··· LESETEXT

Passend dazu, dass Militarismus hier viel mehr und tiefer in der Gesellschaft verankert ist als in D, habe ich heute auch von Nehals Mitgliedschaft in der Jugendorganisation der indischen Airforce erfahren. Wegen dem hohen Besuch ist sie nämlich in ihrer Jugendmilitäruniform in die Schule gekommen, um den Ehrengast zusammen mit ihren Kolleg_innen gebührend begrüßen zu können. Ich bin in der Grünen Jugend und Nehal im Jugendmilitär, das sind dann so die kleinen Unterschiede zwischen uns. ^^ Aber, zugegebenermaßen, es war schon süß, wie viel Freude es ihr bereitet hat, diese Uniform tragen zu können.

······
··· DATENSÄTZE

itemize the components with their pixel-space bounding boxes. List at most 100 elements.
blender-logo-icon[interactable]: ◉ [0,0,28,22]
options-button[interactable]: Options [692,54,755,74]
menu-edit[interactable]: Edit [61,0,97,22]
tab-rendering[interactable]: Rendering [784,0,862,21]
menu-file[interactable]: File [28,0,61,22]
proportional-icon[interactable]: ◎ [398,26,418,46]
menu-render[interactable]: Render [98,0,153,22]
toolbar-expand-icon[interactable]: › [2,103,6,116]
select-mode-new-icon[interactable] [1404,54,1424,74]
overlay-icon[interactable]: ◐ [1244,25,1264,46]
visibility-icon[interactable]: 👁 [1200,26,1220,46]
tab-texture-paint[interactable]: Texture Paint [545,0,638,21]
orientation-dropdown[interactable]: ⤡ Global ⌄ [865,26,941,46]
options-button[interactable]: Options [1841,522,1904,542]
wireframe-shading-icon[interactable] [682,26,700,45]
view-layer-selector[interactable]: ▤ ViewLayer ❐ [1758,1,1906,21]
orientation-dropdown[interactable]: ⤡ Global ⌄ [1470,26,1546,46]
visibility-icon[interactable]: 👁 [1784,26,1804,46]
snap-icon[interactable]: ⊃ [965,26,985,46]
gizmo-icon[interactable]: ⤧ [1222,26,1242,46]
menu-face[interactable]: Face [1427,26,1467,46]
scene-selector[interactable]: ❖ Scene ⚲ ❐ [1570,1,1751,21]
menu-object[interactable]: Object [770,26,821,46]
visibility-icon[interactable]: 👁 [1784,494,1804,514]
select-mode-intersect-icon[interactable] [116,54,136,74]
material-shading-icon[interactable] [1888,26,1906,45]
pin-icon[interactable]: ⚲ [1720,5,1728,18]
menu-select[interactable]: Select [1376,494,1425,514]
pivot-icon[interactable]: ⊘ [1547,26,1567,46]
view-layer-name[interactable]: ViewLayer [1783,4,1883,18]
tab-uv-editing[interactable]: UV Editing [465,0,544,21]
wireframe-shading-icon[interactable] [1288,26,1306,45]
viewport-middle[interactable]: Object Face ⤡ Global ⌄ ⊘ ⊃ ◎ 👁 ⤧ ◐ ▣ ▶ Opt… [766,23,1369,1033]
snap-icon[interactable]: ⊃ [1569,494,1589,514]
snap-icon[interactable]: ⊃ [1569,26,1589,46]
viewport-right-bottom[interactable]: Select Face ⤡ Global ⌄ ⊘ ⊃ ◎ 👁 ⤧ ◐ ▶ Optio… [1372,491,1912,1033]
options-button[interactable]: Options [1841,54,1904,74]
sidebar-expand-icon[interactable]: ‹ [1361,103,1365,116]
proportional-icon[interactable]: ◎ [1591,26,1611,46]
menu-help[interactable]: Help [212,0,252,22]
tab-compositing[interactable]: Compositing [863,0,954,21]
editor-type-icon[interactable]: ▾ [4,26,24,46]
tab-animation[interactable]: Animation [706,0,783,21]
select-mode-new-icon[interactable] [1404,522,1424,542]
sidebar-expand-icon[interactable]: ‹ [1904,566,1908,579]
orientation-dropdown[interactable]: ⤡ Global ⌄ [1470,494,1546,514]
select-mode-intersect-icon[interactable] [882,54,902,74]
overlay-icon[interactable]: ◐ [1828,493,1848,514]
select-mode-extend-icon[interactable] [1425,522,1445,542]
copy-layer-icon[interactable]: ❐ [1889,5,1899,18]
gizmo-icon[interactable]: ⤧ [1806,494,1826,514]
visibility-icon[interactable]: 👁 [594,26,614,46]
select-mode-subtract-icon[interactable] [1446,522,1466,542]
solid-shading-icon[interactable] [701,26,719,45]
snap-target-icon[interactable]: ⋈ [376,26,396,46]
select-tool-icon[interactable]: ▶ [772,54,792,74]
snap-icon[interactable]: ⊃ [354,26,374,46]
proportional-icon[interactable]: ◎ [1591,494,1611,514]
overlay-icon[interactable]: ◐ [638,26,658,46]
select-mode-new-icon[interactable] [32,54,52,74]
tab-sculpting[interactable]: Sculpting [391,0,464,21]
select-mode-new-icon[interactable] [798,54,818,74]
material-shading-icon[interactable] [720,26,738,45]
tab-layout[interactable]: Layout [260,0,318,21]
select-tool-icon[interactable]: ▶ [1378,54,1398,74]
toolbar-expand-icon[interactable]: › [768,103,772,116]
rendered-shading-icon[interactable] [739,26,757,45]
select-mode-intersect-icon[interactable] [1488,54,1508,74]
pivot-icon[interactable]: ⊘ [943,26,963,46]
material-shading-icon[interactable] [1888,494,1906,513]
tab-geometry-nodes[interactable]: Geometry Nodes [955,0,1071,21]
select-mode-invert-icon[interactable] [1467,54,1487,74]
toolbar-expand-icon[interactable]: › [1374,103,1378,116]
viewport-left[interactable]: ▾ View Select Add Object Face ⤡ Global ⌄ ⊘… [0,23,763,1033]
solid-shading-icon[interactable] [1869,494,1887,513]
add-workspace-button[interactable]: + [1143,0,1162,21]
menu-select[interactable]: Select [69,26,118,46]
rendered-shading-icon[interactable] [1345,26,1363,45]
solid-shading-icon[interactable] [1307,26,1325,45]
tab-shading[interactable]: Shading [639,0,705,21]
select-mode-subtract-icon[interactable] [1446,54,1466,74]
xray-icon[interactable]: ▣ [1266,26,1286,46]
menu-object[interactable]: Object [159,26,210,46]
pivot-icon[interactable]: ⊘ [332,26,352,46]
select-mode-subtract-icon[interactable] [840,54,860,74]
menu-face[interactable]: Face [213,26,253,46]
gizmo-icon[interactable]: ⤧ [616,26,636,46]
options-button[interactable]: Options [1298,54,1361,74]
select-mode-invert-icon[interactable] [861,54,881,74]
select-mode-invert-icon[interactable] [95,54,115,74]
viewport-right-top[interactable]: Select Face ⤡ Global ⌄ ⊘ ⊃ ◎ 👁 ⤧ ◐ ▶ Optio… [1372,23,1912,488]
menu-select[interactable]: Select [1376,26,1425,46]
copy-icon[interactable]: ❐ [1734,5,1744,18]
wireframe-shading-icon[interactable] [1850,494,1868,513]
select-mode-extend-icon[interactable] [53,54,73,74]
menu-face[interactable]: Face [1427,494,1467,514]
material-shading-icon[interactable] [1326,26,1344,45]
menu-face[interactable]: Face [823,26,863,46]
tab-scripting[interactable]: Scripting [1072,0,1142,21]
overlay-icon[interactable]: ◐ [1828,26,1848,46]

······

AUFGABE A: Erklären Sie in ein bis drei Sätzen, warum Nehal laut dem Lesetext in ihrer Jugendmilitäruniform in die Schule kam.
AUFGABE B: Geben Sie den Abschnitt des Lesetexts zwischen „Passend dazu, dass“ und „tragen zu können.“, beide eingeschlossen, wortgetreu wieder.
Die Datensätze stehen in keinem Zusammenhang mit dem Lesetext.

IHRE ANTWORT A: Nehal kam wegen des hohen Besuchs in ihrer Jugendmilitäruniform in die Schule. So konnte sie den Ehrengast zusammen mit ihren Kolleg_innen gebührend begrüßen.

IHRE ANTWORT B:
Passend dazu, dass Militarismus hier viel mehr und tiefer in der Gesellschaft verankert ist als in D, habe ich heute auch von Nehals Mitgliedschaft in der Jugendorganisation der indischen Airforce erfahren. Wegen dem hohen Besuch ist sie nämlich in ihrer Jugendmilitäruniform in die Schule gekommen, um den Ehrengast zusammen mit ihren Kolleg_innen gebührend begrüßen zu können. Ich bin in der Grünen Jugend und Nehal im Jugendmilitär, das sind dann so die kleinen Unterschiede zwischen uns. ^^ Aber, zugegebenermaßen, es war schon süß, wie viel Freude es ihr bereitet hat, diese Uniform tragen zu können.